*DATA SHOWN*.
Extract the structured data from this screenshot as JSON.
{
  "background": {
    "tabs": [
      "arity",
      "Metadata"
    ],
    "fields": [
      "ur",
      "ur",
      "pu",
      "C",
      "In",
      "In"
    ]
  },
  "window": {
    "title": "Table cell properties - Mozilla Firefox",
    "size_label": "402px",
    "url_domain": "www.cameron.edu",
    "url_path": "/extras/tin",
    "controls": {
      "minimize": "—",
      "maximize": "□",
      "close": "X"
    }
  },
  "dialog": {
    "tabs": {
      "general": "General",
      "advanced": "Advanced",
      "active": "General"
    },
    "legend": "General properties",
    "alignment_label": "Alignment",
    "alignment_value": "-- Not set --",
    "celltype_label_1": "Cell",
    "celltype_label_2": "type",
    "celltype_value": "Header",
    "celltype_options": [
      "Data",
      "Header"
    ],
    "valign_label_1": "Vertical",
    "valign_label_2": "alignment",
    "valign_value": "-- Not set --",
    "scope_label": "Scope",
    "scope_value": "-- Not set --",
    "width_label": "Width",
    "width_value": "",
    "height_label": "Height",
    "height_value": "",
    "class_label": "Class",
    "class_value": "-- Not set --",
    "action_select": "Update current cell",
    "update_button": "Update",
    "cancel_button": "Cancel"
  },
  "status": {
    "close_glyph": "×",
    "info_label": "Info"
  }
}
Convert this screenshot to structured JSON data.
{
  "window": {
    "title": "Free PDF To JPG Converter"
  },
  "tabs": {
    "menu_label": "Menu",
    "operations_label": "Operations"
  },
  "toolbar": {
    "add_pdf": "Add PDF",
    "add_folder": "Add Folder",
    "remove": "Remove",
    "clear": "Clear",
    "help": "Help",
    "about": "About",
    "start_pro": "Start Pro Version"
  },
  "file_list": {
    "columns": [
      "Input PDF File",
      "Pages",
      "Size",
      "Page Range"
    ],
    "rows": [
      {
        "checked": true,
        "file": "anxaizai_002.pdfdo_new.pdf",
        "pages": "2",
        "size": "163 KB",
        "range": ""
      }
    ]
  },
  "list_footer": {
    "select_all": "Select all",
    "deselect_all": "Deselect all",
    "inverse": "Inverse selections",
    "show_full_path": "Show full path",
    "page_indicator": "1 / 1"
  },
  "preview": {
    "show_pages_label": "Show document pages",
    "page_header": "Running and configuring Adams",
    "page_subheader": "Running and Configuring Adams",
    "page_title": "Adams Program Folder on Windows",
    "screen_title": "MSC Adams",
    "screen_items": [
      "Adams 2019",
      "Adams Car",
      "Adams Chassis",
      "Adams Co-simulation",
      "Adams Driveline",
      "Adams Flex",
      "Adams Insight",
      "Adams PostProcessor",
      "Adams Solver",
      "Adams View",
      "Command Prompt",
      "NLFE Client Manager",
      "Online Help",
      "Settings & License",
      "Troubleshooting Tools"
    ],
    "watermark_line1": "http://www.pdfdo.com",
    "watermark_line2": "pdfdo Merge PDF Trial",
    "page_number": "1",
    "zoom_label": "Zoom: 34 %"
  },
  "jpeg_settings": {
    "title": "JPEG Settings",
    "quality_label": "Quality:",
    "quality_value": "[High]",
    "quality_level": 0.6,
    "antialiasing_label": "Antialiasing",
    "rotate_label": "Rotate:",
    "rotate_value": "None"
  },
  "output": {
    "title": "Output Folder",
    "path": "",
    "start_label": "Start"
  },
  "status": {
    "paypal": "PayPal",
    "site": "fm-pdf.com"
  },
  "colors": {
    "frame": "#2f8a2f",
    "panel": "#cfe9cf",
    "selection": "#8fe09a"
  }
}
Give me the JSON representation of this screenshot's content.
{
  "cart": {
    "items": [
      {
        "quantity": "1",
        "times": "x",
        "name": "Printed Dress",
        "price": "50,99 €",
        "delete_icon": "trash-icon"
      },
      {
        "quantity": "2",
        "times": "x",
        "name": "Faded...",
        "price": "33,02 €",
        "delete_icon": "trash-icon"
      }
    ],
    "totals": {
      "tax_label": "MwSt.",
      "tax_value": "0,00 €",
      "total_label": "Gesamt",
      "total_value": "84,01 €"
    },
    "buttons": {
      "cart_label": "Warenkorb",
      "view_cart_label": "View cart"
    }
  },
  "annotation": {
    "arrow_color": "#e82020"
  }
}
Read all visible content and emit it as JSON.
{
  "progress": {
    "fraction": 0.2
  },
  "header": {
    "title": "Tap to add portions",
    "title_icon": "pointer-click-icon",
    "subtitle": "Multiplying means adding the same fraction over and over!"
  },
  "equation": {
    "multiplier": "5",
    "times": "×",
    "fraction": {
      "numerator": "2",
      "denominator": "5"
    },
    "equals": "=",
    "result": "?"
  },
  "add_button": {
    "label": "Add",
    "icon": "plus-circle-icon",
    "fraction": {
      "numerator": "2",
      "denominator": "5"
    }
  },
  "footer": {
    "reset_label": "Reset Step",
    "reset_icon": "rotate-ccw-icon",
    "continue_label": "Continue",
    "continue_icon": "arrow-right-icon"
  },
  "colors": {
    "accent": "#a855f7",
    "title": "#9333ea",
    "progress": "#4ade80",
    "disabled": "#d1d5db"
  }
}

--

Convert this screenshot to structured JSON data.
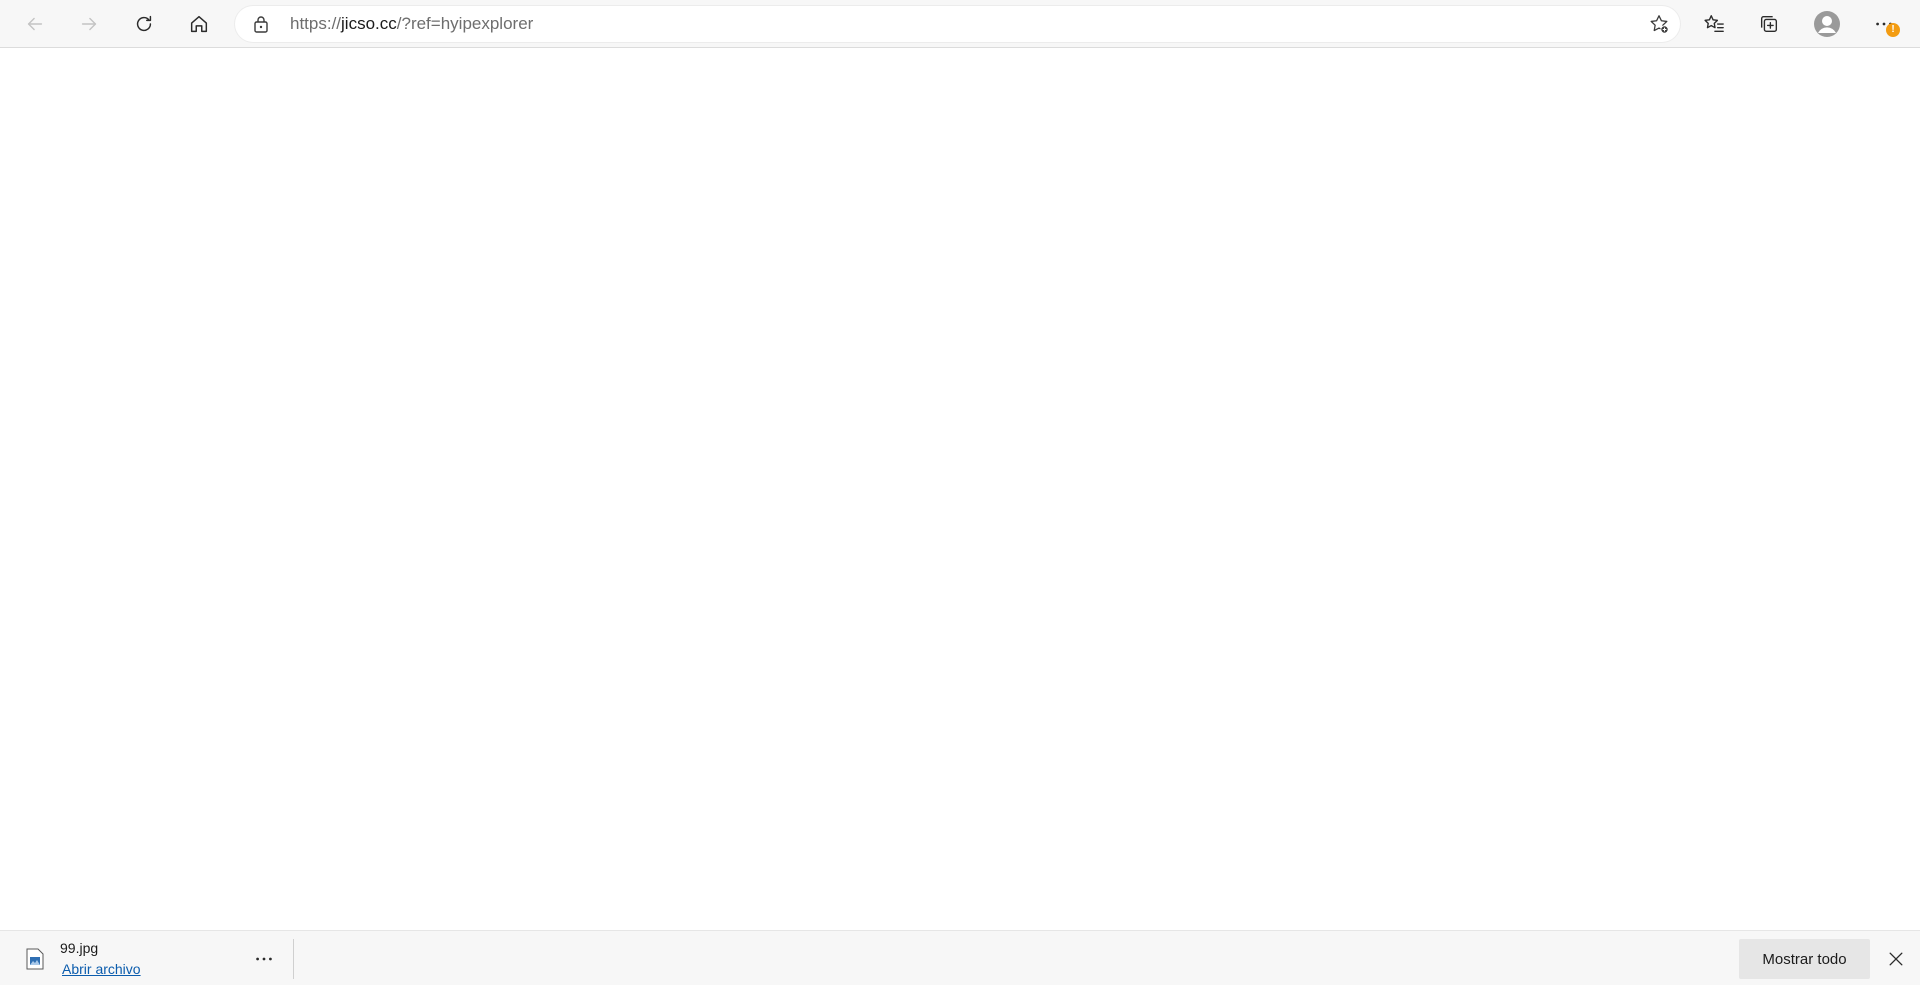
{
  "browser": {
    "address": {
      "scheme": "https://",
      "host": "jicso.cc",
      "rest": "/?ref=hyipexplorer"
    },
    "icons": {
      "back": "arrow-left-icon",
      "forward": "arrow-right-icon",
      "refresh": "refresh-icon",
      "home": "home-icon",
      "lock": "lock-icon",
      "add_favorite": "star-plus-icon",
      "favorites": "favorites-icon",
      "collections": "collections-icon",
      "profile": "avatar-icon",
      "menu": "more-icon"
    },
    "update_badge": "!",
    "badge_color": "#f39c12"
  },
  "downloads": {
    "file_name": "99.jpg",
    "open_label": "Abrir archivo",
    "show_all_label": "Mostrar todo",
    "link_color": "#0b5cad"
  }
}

*STATED PROBLEM*.
Gather, from the listing above, every line carrying the word "properties".

*FINISHED EXERCISE*.
    "title": "Table cell properties - Mozilla Firefox",
    "legend": "General properties",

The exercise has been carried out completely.